**Records for this task**
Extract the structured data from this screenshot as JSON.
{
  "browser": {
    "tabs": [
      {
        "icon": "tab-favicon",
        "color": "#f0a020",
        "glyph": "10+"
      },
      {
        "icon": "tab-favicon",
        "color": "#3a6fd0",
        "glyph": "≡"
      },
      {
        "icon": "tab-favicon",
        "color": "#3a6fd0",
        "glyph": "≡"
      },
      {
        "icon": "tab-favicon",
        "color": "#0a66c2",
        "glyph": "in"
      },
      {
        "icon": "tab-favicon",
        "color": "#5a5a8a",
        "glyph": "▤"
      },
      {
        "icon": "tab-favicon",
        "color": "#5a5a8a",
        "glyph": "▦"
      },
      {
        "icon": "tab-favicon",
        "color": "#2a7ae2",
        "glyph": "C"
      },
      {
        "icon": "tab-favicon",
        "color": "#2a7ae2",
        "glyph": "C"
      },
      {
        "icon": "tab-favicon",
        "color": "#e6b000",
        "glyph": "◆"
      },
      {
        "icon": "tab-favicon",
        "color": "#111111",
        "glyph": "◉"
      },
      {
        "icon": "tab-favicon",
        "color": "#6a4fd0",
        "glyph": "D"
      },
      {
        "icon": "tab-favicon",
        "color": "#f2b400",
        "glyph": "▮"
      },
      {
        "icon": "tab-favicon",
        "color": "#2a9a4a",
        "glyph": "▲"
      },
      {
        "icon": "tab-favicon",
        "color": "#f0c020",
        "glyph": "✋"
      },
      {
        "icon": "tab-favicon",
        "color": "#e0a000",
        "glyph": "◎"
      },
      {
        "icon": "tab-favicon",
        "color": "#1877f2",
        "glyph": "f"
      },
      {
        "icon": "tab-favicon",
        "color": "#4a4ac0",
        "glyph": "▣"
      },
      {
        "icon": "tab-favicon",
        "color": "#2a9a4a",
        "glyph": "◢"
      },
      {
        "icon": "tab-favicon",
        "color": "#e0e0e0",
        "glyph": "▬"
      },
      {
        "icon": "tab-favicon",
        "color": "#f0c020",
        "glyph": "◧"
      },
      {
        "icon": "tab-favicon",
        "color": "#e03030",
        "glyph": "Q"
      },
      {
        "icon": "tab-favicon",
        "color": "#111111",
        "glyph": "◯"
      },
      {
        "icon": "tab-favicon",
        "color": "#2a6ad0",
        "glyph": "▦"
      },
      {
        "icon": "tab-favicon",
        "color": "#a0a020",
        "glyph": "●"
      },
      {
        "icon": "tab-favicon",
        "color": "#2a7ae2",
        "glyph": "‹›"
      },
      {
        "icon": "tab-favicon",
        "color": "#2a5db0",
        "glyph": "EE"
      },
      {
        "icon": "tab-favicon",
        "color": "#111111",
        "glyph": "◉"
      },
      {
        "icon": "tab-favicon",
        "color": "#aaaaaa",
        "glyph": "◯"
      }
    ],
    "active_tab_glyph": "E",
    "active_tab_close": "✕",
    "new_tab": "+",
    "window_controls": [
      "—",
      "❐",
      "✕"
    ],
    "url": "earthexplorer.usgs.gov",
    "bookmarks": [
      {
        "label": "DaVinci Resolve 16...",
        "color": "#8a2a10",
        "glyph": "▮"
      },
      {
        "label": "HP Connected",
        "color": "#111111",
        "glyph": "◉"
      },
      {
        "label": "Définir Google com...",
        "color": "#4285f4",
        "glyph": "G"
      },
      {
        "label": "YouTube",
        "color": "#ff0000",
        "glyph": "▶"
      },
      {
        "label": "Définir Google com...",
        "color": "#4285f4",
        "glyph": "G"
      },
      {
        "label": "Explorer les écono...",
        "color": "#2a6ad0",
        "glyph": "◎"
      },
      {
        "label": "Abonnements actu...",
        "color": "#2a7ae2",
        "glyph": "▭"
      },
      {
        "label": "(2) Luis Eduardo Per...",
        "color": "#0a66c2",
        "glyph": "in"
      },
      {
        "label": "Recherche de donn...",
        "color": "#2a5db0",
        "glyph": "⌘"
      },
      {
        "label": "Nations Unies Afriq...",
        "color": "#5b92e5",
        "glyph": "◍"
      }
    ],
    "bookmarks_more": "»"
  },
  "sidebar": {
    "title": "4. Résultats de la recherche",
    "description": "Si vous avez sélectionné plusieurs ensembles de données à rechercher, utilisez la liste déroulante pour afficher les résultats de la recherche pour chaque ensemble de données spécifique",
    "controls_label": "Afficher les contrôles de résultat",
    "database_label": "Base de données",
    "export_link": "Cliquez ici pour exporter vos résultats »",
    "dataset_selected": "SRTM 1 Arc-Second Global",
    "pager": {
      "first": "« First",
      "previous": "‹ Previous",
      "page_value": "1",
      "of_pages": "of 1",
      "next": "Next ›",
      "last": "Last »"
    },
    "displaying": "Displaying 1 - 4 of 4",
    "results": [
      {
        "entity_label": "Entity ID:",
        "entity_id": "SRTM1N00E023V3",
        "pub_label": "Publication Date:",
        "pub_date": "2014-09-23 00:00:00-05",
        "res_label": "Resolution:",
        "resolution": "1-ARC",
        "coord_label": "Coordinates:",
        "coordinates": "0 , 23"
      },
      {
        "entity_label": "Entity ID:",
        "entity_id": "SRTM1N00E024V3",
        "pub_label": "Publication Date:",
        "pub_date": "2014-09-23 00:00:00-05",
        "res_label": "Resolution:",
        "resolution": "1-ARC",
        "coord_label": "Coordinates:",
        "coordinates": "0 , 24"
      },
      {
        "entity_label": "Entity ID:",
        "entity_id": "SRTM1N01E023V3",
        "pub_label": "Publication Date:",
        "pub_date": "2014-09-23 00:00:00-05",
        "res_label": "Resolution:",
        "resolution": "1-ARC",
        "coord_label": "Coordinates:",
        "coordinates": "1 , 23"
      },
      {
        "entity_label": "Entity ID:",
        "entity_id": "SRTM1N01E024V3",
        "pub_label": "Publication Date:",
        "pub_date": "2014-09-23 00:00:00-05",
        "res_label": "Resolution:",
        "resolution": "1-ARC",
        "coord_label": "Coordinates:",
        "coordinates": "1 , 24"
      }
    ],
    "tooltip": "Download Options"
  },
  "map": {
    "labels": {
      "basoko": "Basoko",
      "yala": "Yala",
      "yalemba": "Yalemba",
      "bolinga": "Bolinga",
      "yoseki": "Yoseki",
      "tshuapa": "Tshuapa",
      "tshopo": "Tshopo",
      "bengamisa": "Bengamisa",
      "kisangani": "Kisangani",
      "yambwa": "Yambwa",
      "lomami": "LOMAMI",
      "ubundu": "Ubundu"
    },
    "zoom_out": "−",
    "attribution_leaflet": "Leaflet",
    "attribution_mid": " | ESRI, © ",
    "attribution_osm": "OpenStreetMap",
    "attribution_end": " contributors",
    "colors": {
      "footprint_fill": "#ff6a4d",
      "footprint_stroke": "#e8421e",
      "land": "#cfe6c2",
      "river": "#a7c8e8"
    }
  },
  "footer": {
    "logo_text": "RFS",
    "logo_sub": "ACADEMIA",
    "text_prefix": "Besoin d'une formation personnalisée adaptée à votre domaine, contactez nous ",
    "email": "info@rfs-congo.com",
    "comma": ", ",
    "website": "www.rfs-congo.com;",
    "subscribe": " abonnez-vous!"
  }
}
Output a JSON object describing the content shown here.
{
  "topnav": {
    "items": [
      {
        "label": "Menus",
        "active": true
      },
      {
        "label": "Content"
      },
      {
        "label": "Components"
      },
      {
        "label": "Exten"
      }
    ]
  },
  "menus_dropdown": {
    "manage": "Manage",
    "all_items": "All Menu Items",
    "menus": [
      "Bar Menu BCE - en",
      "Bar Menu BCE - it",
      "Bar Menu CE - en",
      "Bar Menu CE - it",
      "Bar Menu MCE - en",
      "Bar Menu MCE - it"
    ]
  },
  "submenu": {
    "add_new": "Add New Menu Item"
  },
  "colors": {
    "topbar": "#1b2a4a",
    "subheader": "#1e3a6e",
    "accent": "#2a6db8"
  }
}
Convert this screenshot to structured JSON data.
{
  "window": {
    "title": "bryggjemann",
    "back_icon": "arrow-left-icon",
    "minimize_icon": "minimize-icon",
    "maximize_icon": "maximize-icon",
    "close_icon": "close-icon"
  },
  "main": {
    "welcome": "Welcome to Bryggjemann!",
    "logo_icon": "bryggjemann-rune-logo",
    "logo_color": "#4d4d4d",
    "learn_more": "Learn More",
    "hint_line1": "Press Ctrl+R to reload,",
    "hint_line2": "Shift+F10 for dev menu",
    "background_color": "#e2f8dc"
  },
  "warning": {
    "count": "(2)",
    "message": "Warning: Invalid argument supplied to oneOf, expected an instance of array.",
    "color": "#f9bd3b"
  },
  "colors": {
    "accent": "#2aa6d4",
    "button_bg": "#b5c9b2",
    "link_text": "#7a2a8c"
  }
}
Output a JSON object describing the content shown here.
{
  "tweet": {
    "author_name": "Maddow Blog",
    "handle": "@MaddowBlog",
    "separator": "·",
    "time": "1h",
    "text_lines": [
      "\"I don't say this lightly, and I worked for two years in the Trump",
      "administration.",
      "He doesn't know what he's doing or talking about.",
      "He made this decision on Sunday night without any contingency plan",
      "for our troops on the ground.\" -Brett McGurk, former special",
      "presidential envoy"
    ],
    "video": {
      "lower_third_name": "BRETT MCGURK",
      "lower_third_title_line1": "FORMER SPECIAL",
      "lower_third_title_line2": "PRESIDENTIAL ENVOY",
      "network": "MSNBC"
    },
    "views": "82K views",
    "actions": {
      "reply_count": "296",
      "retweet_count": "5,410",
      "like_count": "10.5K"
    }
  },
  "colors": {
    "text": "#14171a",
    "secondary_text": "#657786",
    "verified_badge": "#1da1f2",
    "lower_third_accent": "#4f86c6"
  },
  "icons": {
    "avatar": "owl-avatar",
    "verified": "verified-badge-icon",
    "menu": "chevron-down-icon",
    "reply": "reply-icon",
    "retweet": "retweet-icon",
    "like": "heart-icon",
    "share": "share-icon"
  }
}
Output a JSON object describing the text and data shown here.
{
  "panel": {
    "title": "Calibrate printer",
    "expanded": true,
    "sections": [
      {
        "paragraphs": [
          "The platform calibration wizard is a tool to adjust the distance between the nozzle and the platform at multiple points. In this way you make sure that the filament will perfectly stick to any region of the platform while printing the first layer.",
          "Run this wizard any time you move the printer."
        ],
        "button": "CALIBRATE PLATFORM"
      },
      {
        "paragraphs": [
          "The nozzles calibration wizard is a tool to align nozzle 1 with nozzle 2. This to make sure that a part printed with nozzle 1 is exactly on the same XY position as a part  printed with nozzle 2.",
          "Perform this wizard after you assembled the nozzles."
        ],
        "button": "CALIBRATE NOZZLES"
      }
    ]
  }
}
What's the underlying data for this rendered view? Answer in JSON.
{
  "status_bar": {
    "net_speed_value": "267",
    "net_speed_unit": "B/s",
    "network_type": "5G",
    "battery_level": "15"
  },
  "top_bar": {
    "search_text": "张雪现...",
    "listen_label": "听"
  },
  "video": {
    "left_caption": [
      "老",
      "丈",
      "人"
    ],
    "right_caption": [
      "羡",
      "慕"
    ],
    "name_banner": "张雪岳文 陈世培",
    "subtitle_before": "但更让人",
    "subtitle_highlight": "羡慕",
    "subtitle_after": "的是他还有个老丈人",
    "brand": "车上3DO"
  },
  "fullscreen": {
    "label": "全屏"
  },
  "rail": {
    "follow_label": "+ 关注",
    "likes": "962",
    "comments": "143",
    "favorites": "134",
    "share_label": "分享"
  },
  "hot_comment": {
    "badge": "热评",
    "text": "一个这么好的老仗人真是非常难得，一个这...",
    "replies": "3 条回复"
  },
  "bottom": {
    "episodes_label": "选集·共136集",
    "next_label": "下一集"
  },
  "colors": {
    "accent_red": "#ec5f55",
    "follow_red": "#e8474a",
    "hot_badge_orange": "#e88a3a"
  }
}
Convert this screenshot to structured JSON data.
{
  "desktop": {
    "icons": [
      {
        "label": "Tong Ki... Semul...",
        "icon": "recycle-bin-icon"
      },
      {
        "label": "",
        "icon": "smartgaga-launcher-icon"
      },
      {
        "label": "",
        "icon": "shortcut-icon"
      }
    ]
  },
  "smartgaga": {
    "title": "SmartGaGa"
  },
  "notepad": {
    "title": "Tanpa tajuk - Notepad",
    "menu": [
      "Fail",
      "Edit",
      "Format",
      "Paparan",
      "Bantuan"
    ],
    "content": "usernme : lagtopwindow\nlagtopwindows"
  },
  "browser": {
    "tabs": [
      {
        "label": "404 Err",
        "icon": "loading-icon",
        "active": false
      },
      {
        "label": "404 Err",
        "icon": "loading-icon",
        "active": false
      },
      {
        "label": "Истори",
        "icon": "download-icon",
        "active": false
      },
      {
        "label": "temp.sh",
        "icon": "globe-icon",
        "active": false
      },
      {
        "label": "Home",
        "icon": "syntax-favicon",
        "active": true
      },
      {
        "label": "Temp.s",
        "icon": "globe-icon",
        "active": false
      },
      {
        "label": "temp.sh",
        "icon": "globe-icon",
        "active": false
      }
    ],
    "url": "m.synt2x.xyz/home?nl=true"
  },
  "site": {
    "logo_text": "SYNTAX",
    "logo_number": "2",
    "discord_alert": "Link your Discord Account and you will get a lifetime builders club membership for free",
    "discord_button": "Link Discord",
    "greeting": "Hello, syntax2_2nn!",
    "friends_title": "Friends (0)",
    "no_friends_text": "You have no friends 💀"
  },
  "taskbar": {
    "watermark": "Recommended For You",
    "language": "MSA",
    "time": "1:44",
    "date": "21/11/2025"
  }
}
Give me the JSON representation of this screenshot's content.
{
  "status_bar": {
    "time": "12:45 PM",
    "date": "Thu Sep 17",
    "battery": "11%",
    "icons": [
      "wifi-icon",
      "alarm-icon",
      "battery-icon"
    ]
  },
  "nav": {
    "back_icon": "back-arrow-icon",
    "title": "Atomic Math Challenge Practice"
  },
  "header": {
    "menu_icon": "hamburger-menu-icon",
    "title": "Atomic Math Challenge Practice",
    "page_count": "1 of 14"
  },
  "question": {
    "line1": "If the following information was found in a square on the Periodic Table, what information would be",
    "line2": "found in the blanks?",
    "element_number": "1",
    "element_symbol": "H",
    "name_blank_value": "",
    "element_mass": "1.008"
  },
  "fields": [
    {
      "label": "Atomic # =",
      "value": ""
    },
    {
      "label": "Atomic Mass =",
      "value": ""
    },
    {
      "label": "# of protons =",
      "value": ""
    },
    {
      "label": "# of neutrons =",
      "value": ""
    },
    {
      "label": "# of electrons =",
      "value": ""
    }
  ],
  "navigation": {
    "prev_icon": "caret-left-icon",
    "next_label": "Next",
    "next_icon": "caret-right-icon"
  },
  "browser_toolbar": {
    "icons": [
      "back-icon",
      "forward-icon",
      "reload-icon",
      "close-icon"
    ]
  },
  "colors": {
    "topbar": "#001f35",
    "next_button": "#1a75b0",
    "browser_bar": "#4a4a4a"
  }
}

**Your objective**
In the entries above, count each line with "Discord"; reply with the total only.

**Complete output**
2